Supplied material:
'''

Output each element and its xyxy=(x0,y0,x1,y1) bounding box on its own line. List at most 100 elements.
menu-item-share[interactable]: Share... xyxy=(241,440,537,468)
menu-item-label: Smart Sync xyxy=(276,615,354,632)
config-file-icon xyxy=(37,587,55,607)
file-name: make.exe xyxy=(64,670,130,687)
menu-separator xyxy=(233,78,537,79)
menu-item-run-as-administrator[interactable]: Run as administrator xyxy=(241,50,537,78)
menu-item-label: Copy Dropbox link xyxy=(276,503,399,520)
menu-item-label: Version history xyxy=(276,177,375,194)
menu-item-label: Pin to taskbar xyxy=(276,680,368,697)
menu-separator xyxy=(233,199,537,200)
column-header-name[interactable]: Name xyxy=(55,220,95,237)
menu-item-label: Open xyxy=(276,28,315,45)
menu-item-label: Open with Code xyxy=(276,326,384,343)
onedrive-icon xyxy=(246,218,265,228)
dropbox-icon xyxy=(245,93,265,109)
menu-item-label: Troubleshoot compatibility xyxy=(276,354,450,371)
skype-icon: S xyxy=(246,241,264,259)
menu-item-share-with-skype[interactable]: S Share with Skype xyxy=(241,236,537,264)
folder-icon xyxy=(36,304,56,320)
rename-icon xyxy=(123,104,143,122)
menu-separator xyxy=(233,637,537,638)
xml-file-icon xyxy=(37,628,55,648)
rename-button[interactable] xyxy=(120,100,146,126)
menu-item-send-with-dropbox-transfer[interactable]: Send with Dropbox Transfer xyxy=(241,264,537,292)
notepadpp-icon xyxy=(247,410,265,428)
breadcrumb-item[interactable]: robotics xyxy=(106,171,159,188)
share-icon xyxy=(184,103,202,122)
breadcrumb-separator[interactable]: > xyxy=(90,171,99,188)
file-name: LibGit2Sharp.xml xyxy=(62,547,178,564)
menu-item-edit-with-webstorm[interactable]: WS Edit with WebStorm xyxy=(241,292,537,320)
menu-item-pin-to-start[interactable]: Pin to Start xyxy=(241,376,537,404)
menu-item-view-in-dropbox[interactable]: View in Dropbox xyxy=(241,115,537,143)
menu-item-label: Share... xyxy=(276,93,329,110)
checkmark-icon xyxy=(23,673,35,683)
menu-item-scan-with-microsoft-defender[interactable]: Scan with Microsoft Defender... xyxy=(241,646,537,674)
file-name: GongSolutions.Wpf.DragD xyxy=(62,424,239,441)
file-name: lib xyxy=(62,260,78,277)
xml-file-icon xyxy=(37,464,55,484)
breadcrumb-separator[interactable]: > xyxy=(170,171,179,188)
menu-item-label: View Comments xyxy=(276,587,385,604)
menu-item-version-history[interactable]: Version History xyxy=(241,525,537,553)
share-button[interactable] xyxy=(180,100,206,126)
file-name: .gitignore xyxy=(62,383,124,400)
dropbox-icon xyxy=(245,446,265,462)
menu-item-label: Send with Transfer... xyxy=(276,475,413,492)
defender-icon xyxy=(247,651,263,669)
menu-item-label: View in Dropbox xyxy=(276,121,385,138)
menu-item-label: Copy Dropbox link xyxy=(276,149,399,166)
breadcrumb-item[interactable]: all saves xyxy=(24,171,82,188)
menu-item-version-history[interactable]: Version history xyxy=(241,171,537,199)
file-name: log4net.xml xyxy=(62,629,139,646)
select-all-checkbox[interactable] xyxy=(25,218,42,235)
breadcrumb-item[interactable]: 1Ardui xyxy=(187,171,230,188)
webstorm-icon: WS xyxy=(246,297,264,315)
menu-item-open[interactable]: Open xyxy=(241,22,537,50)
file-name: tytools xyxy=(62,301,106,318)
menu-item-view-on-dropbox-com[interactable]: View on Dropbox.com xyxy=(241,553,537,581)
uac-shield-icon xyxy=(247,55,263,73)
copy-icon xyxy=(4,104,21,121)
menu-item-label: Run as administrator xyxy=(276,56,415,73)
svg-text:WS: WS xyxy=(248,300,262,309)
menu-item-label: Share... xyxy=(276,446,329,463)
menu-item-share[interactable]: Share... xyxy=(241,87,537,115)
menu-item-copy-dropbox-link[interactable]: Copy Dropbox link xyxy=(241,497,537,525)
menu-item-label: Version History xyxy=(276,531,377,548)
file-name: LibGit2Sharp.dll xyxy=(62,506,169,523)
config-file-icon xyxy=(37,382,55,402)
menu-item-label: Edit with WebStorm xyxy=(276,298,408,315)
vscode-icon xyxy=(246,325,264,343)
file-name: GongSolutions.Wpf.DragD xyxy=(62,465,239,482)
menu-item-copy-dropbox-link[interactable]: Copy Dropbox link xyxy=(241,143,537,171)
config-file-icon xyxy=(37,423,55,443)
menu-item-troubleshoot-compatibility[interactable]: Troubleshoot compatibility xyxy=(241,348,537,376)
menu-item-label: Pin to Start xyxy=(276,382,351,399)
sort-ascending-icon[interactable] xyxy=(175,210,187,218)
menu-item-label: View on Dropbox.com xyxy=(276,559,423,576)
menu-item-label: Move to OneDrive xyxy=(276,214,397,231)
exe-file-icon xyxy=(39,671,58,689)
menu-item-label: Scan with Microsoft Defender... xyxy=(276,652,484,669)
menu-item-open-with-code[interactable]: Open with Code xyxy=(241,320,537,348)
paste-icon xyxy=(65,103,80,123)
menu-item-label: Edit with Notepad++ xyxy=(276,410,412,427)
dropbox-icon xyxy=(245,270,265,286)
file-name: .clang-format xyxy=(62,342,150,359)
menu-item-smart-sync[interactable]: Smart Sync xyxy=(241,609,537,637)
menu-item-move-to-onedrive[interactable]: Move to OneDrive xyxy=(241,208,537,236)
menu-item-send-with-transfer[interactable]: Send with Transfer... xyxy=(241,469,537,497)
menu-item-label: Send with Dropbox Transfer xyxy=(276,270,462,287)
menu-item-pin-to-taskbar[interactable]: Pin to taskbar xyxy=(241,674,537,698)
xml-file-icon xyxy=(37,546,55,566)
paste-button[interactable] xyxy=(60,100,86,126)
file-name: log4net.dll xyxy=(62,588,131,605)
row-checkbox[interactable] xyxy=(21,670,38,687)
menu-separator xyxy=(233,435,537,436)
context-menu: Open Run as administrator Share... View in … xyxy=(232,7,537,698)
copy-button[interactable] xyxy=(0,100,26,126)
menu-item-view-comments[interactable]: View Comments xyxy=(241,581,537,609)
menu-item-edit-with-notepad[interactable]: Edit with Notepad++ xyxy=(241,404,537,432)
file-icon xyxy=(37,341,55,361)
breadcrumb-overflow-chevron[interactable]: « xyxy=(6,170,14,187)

'''

What the exercise asks: Recast everything from the start of the items down to and including the line containing "menu-item-view-in-dropbox[interactable]: View in" as a Markdown table with the columns Row and Line, omitting any blank lines.

Finished exercise:
| Row | Line |
|---|---|
| 1 | Output each element and its xyxy=(x0,y0,x1,y1) bounding box on its own line. List at most 100 elements. |
| 2 | menu-item-share[interactable]: Share... xyxy=(241,440,537,468) |
| 3 | menu-item-label: Smart Sync xyxy=(276,615,354,632) |
| 4 | config-file-icon xyxy=(37,587,55,607) |
| 5 | file-name: make.exe xyxy=(64,670,130,687) |
| 6 | menu-separator xyxy=(233,78,537,79) |
| 7 | menu-item-run-as-administrator[interactable]: Run as administrator xyxy=(241,50,537,78) |
| 8 | menu-item-label: Copy Dropbox link xyxy=(276,503,399,520) |
| 9 | menu-item-label: Version history xyxy=(276,177,375,194) |
| 10 | menu-item-label: Pin to taskbar xyxy=(276,680,368,697) |
| 11 | menu-separator xyxy=(233,199,537,200) |
| 12 | column-header-name[interactable]: Name xyxy=(55,220,95,237) |
| 13 | menu-item-label: Open xyxy=(276,28,315,45) |
| 14 | menu-item-label: Open with Code xyxy=(276,326,384,343) |
| 15 | onedrive-icon xyxy=(246,218,265,228) |
| 16 | dropbox-icon xyxy=(245,93,265,109) |
| 17 | menu-item-label: Troubleshoot compatibility xyxy=(276,354,450,371) |
| 18 | skype-icon: S xyxy=(246,241,264,259) |
| 19 | menu-item-share-with-skype[interactable]: S Share with Skype xyxy=(241,236,537,264) |
| 20 | folder-icon xyxy=(36,304,56,320) |
| 21 | rename-icon xyxy=(123,104,143,122) |
| 22 | menu-separator xyxy=(233,637,537,638) |
| 23 | xml-file-icon xyxy=(37,628,55,648) |
| 24 | rename-button[interactable] xyxy=(120,100,146,126) |
| 25 | menu-item-send-with-dropbox-transfer[interactable]: Send with Dropbox Transfer xyxy=(241,264,537,292) |
| 26 | notepadpp-icon xyxy=(247,410,265,428) |
| 27 | breadcrumb-item[interactable]: robotics xyxy=(106,171,159,188) |
| 28 | share-icon xyxy=(184,103,202,122) |
| 29 | breadcrumb-separator[interactable]: > xyxy=(90,171,99,188) |
| 30 | file-name: LibGit2Sharp.xml xyxy=(62,547,178,564) |
| 31 | menu-item-edit-with-webstorm[interactable]: WS Edit with WebStorm xyxy=(241,292,537,320) |
| 32 | menu-item-pin-to-start[interactable]: Pin to Start xyxy=(241,376,537,404) |
| 33 | menu-item-view-in-dropbox[interactable]: View in Dropbox xyxy=(241,115,537,143) |